Request 1 ▸
From the summary of Marlow's journey, reproduce word for word the part that opens with the words containing "Marlow is frustrated" and closes with "by the manager).".
Request 2 ▸
Using the summary of Marlow's journey, answer these:
(a) How many days does Marlow have to wait at the Company's Outer Station?
(b) How many men are in the caravan Marlow sets out with?
(c) How long before Marlow's arrival at the Central Station was his steamboat wrecked?

Article ▸
Marlow has to wait for ten days in the Company's Outer Station, where he sleeps in a hut. At this station, which strikes Marlow as a scene of devastation, he meets the Company's impeccably dressed chief accountant who tells him of a Mr. Kurtz, who is in charge of a very important trading-post, and a widely respected, first-class agent, a "'very remarkable person'" who "'Sends in as much ivory as all the others put together'" (Conrad 28). The agent predicts that Kurtz will go very far: "'He will be a somebody in the Administration before long. They, above—the Council in Europe, you know—mean him to be'" (Conrad 29).
Belgian river station on the Congo River, 1889

Marlow departs with a caravan of sixty men to travel on foot some two hundred miles into the wilderness to the Central Station, where the steamboat that he is to captain is based. On the fifteenth day of his march, he arrives at the station, which has some twenty employees, and is shocked to learn from a fellow European that his steamboat had been wrecked in a mysterious accident two days earlier. He meets the general manager, who informs him that he could wait no longer for Marlow to arrive, because the up-river stations had to be relieved, and rumours had one important station in jeopardy because its chief, the exceptional Mr. Kurtz, was ill. "Hang Kurtz", Marlow thinks, irritated (Conrad 34). He fishes his boat out of the river and is occupied with its repair for some months, during which a sudden fire destroys a grass shed full of materials used to trade with the natives. While one of the natives is tortured for allegedly causing the fire, Marlow is invited in the room of the station's brick-maker, a man who spent a year waiting for material to make bricks. Marlow gets the impression the man wants to pump him, and is curious to know what kind of information he is after. Hanging on the wall is "a small sketch in oils, on a panel, representing a woman draped and blindfolded carrying a lighted torch" (Conrad 39). Marlow is fascinated with the sinister effect of the torchlight upon the woman's face, and is informed that Mr. Kurtz made the painting in the station a year ago. The brick-maker calls Kurtz "'a prodigy'" and "'an emissary of pity, and science, and progress'", and feels Kurtz represents the "'higher intelligence, wide sympathies, a singleness of purpose'" needed for the cause Europe entrusts the Company with (Conrad 39). The man predicts Kurtz will rise in the hierarchy within two years and then makes the connection to Marlow: "'The same people who sent him specially also recommended you'" (Conrad 39–40).

Marlow is frustrated by the months it takes to perform the necessary repairs, made all the slower by the lack of proper tools and replacement parts at the station. During this time, he learns that Kurtz is far from admired, but more or less resented (mostly by the manager).

Data extract ▸
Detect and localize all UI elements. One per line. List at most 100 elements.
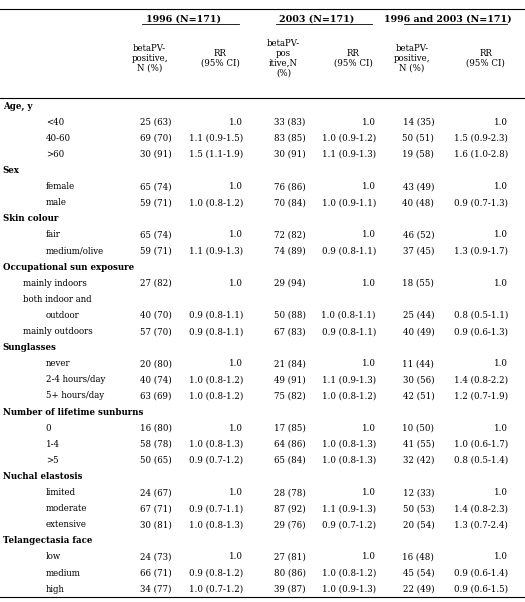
Text: RR
(95% CI): RR (95% CI) (334, 49, 373, 67)
Text: 63 (69): 63 (69) (140, 391, 172, 400)
Text: 17 (85): 17 (85) (274, 424, 306, 433)
Text: 50 (51): 50 (51) (403, 134, 434, 143)
Text: Sex: Sex (3, 166, 19, 175)
Text: 1.0: 1.0 (229, 553, 243, 562)
Text: 1.0: 1.0 (362, 118, 376, 127)
Text: 1.3 (0.7-2.4): 1.3 (0.7-2.4) (454, 520, 508, 529)
Text: 14 (35): 14 (35) (403, 118, 434, 127)
Text: 0.9 (0.8-1.1): 0.9 (0.8-1.1) (321, 327, 376, 336)
Text: 1.0: 1.0 (229, 279, 243, 288)
Text: Occupational sun exposure: Occupational sun exposure (3, 262, 134, 272)
Text: 1.4 (0.8-2.3): 1.4 (0.8-2.3) (454, 504, 508, 513)
Text: 1.1 (0.9-1.3): 1.1 (0.9-1.3) (189, 247, 243, 256)
Text: 83 (85): 83 (85) (274, 134, 306, 143)
Text: 40-60: 40-60 (46, 134, 71, 143)
Text: 87 (92): 87 (92) (274, 504, 306, 513)
Text: 75 (82): 75 (82) (274, 391, 306, 400)
Text: 37 (45): 37 (45) (403, 247, 434, 256)
Text: high: high (46, 585, 65, 594)
Text: 11 (44): 11 (44) (403, 359, 434, 368)
Text: medium: medium (46, 568, 80, 577)
Text: 70 (84): 70 (84) (274, 198, 306, 207)
Text: 1-4: 1-4 (46, 439, 60, 448)
Text: medium/olive: medium/olive (46, 247, 104, 256)
Text: 1.0 (0.9-1.1): 1.0 (0.9-1.1) (321, 198, 376, 207)
Text: 50 (65): 50 (65) (140, 456, 172, 465)
Text: 0.9 (0.6-1.3): 0.9 (0.6-1.3) (454, 327, 508, 336)
Text: 1.0 (0.9-1.3): 1.0 (0.9-1.3) (322, 585, 376, 594)
Text: 1.1 (0.9-1.3): 1.1 (0.9-1.3) (322, 376, 376, 384)
Text: 0.9 (0.7-1.3): 0.9 (0.7-1.3) (454, 198, 508, 207)
Text: female: female (46, 182, 75, 191)
Text: 1.0 (0.8-1.3): 1.0 (0.8-1.3) (322, 439, 376, 448)
Text: 1.0: 1.0 (229, 488, 243, 497)
Text: <40: <40 (46, 118, 64, 127)
Text: RR
(95% CI): RR (95% CI) (466, 49, 505, 67)
Text: 1.5 (0.9-2.3): 1.5 (0.9-2.3) (454, 134, 508, 143)
Text: 50 (88): 50 (88) (274, 311, 306, 320)
Text: 41 (55): 41 (55) (403, 439, 434, 448)
Text: 1.0: 1.0 (362, 182, 376, 191)
Text: low: low (46, 553, 61, 562)
Text: 46 (52): 46 (52) (403, 231, 434, 240)
Text: 1.0: 1.0 (494, 424, 508, 433)
Text: both indoor and: both indoor and (23, 295, 91, 304)
Text: 80 (86): 80 (86) (274, 568, 306, 577)
Text: 40 (48): 40 (48) (403, 198, 434, 207)
Text: 0.9 (0.7-1.1): 0.9 (0.7-1.1) (189, 504, 243, 513)
Text: 0.8 (0.5-1.4): 0.8 (0.5-1.4) (454, 456, 508, 465)
Text: 40 (74): 40 (74) (140, 376, 172, 384)
Text: 1.0 (0.7-1.2): 1.0 (0.7-1.2) (189, 585, 243, 594)
Text: 1.0: 1.0 (362, 359, 376, 368)
Text: 34 (77): 34 (77) (140, 585, 172, 594)
Text: 30 (91): 30 (91) (274, 150, 306, 159)
Text: 19 (58): 19 (58) (403, 150, 434, 159)
Text: 76 (86): 76 (86) (274, 182, 306, 191)
Text: 65 (84): 65 (84) (274, 456, 306, 465)
Text: 1.0 (0.6-1.7): 1.0 (0.6-1.7) (454, 439, 508, 448)
Text: 1.0: 1.0 (494, 359, 508, 368)
Text: 72 (82): 72 (82) (274, 231, 306, 240)
Text: Nuchal elastosis: Nuchal elastosis (3, 472, 82, 481)
Text: 1.0: 1.0 (494, 488, 508, 497)
Text: 1.0 (0.9-1.2): 1.0 (0.9-1.2) (322, 134, 376, 143)
Text: 29 (94): 29 (94) (274, 279, 306, 288)
Text: 1.0: 1.0 (229, 231, 243, 240)
Text: 1.0 (0.8-1.2): 1.0 (0.8-1.2) (321, 568, 376, 577)
Text: Number of lifetime sunburns: Number of lifetime sunburns (3, 408, 143, 417)
Text: betaPV-
pos
itive,N
(%): betaPV- pos itive,N (%) (267, 39, 300, 78)
Text: Age, y: Age, y (3, 102, 32, 111)
Text: 1.0: 1.0 (494, 553, 508, 562)
Text: 1.0 (0.8-1.1): 1.0 (0.8-1.1) (321, 311, 376, 320)
Text: 29 (76): 29 (76) (274, 520, 306, 529)
Text: 1.0: 1.0 (494, 279, 508, 288)
Text: 0.9 (0.8-1.1): 0.9 (0.8-1.1) (188, 311, 243, 320)
Text: 28 (78): 28 (78) (274, 488, 306, 497)
Text: 32 (42): 32 (42) (403, 456, 434, 465)
Text: 40 (49): 40 (49) (403, 327, 434, 336)
Text: 1.1 (0.9-1.3): 1.1 (0.9-1.3) (322, 150, 376, 159)
Text: 57 (70): 57 (70) (140, 327, 172, 336)
Text: fair: fair (46, 231, 60, 240)
Text: 25 (44): 25 (44) (403, 311, 434, 320)
Text: 1.0: 1.0 (229, 359, 243, 368)
Text: limited: limited (46, 488, 76, 497)
Text: 1.0: 1.0 (494, 118, 508, 127)
Text: 2-4 hours/day: 2-4 hours/day (46, 376, 105, 384)
Text: 25 (63): 25 (63) (140, 118, 172, 127)
Text: 1.2 (0.7-1.9): 1.2 (0.7-1.9) (454, 391, 508, 400)
Text: 43 (49): 43 (49) (403, 182, 434, 191)
Text: 65 (74): 65 (74) (140, 182, 172, 191)
Text: 1.6 (1.0-2.8): 1.6 (1.0-2.8) (454, 150, 508, 159)
Text: 0: 0 (46, 424, 51, 433)
Text: 49 (91): 49 (91) (274, 376, 306, 384)
Text: 1.0 (0.8-1.3): 1.0 (0.8-1.3) (322, 456, 376, 465)
Text: 1.0 (0.8-1.3): 1.0 (0.8-1.3) (189, 520, 243, 529)
Text: 1.0: 1.0 (362, 553, 376, 562)
Text: 67 (71): 67 (71) (140, 504, 172, 513)
Text: 1.0 (0.8-1.2): 1.0 (0.8-1.2) (188, 376, 243, 384)
Text: 59 (71): 59 (71) (140, 247, 172, 256)
Text: 39 (87): 39 (87) (274, 585, 306, 594)
Text: 69 (70): 69 (70) (140, 134, 172, 143)
Text: 33 (83): 33 (83) (274, 118, 306, 127)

Reply 1 ▸
Marlow is frustrated by the months it takes to perform the necessary repairs, made all the slower by the lack of proper tools and replacement parts at the station. During this time, he learns that Kurtz is far from admired, but more or less resented (mostly by the manager).

Reply 2 ▸
(a) Ten days.
(b) Sixty men.
(c) Two days earlier.